Keep only the lines of the data below that contain "Error", and copy them.
______________________________
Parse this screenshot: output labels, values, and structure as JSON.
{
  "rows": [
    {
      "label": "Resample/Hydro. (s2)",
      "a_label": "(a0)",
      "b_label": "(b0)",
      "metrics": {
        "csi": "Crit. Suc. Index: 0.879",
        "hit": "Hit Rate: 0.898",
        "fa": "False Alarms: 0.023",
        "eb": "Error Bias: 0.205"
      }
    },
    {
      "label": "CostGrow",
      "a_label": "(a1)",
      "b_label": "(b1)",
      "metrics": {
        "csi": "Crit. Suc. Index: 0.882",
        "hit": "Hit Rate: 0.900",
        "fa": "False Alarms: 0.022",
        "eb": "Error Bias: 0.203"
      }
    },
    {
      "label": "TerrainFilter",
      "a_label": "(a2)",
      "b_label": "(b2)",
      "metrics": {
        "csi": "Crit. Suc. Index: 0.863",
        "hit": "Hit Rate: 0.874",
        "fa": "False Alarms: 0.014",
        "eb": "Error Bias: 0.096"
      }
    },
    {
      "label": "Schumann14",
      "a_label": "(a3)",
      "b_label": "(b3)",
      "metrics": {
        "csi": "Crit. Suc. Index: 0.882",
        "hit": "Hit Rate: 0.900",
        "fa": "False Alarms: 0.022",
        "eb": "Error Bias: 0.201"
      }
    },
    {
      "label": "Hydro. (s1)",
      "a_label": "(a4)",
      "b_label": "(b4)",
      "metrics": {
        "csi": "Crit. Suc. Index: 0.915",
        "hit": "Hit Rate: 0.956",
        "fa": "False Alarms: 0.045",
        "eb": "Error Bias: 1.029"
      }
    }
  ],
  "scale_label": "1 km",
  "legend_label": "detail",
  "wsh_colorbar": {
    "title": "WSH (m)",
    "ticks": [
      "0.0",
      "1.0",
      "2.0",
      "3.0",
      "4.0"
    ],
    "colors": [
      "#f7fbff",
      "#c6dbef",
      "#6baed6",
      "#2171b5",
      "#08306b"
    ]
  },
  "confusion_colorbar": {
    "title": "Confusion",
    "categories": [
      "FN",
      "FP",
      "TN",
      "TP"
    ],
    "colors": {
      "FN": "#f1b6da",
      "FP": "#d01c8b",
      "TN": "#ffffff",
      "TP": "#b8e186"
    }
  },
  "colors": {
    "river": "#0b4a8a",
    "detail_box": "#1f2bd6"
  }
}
______________________________
| COMPLETE ANSWER |
        "eb": "Error Bias: 0.205"
        "eb": "Error Bias: 0.203"
        "eb": "Error Bias: 0.096"
        "eb": "Error Bias: 0.201"
        "eb": "Error Bias: 1.029"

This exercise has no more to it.